### Your goal
Check each line of the material. Copy those containing "Operating".

### Record extracts
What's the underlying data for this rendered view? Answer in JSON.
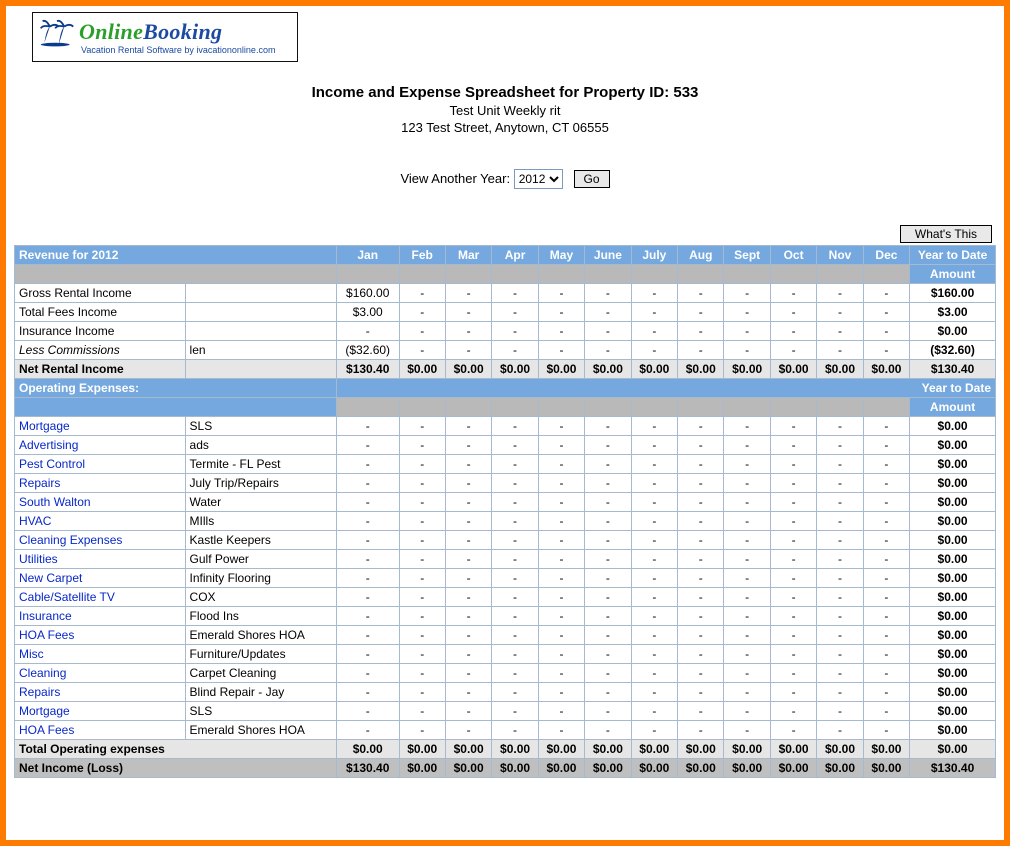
{
  "logo": {
    "brand1": "Online",
    "brand2": "Booking",
    "sub": "Vacation Rental Software by ivacationonline.com"
  },
  "header": {
    "title": "Income and Expense Spreadsheet for Property ID: 533",
    "unit": "Test Unit Weekly rit",
    "address": "123 Test Street, Anytown, CT 06555"
  },
  "viewRow": {
    "label": "View Another Year:",
    "selected": "2012",
    "go": "Go"
  },
  "whats": "What's This",
  "months": [
    "Jan",
    "Feb",
    "Mar",
    "Apr",
    "May",
    "June",
    "July",
    "Aug",
    "Sept",
    "Oct",
    "Nov",
    "Dec"
  ],
  "revenueHeader": "Revenue for 2012",
  "ytdLabel": "Year to Date",
  "amountLabel": "Amount",
  "revenue": [
    {
      "name": "Gross Rental Income",
      "vendor": "",
      "vals": [
        "$160.00",
        "-",
        "-",
        "-",
        "-",
        "-",
        "-",
        "-",
        "-",
        "-",
        "-",
        "-"
      ],
      "ytd": "$160.00"
    },
    {
      "name": "Total Fees Income",
      "vendor": "",
      "vals": [
        "$3.00",
        "-",
        "-",
        "-",
        "-",
        "-",
        "-",
        "-",
        "-",
        "-",
        "-",
        "-"
      ],
      "ytd": "$3.00"
    },
    {
      "name": "Insurance Income",
      "vendor": "",
      "vals": [
        "-",
        "-",
        "-",
        "-",
        "-",
        "-",
        "-",
        "-",
        "-",
        "-",
        "-",
        "-"
      ],
      "ytd": "$0.00"
    },
    {
      "name": "Less Commissions",
      "vendor": "len",
      "italic": true,
      "vals": [
        "($32.60)",
        "-",
        "-",
        "-",
        "-",
        "-",
        "-",
        "-",
        "-",
        "-",
        "-",
        "-"
      ],
      "ytd": "($32.60)"
    }
  ],
  "netRental": {
    "name": "Net Rental Income",
    "vals": [
      "$130.40",
      "$0.00",
      "$0.00",
      "$0.00",
      "$0.00",
      "$0.00",
      "$0.00",
      "$0.00",
      "$0.00",
      "$0.00",
      "$0.00",
      "$0.00"
    ],
    "ytd": "$130.40"
  },
  "opHeader": "Operating Expenses:",
  "expenses": [
    {
      "name": "Mortgage",
      "vendor": "SLS"
    },
    {
      "name": "Advertising",
      "vendor": "ads"
    },
    {
      "name": "Pest Control",
      "vendor": "Termite - FL Pest"
    },
    {
      "name": "Repairs",
      "vendor": "July Trip/Repairs"
    },
    {
      "name": "South Walton",
      "vendor": "Water"
    },
    {
      "name": "HVAC",
      "vendor": "MIlls"
    },
    {
      "name": "Cleaning Expenses",
      "vendor": "Kastle Keepers"
    },
    {
      "name": "Utilities",
      "vendor": "Gulf Power"
    },
    {
      "name": "New Carpet",
      "vendor": "Infinity Flooring"
    },
    {
      "name": "Cable/Satellite TV",
      "vendor": "COX"
    },
    {
      "name": "Insurance",
      "vendor": "Flood Ins"
    },
    {
      "name": "HOA Fees",
      "vendor": "Emerald Shores HOA"
    },
    {
      "name": "Misc",
      "vendor": "Furniture/Updates"
    },
    {
      "name": "Cleaning",
      "vendor": "Carpet Cleaning"
    },
    {
      "name": "Repairs",
      "vendor": "Blind Repair - Jay"
    },
    {
      "name": "Mortgage",
      "vendor": "SLS"
    },
    {
      "name": "HOA Fees",
      "vendor": "Emerald Shores HOA"
    }
  ],
  "expenseVals": [
    "-",
    "-",
    "-",
    "-",
    "-",
    "-",
    "-",
    "-",
    "-",
    "-",
    "-",
    "-"
  ],
  "expenseYtd": "$0.00",
  "totalOp": {
    "name": "Total Operating expenses",
    "vals": [
      "$0.00",
      "$0.00",
      "$0.00",
      "$0.00",
      "$0.00",
      "$0.00",
      "$0.00",
      "$0.00",
      "$0.00",
      "$0.00",
      "$0.00",
      "$0.00"
    ],
    "ytd": "$0.00"
  },
  "netIncome": {
    "name": "Net Income (Loss)",
    "vals": [
      "$130.40",
      "$0.00",
      "$0.00",
      "$0.00",
      "$0.00",
      "$0.00",
      "$0.00",
      "$0.00",
      "$0.00",
      "$0.00",
      "$0.00",
      "$0.00"
    ],
    "ytd": "$130.40"
  }
}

### Exercise output
  "opHeader": "Operating Expenses:",
    "name": "Total Operating expenses",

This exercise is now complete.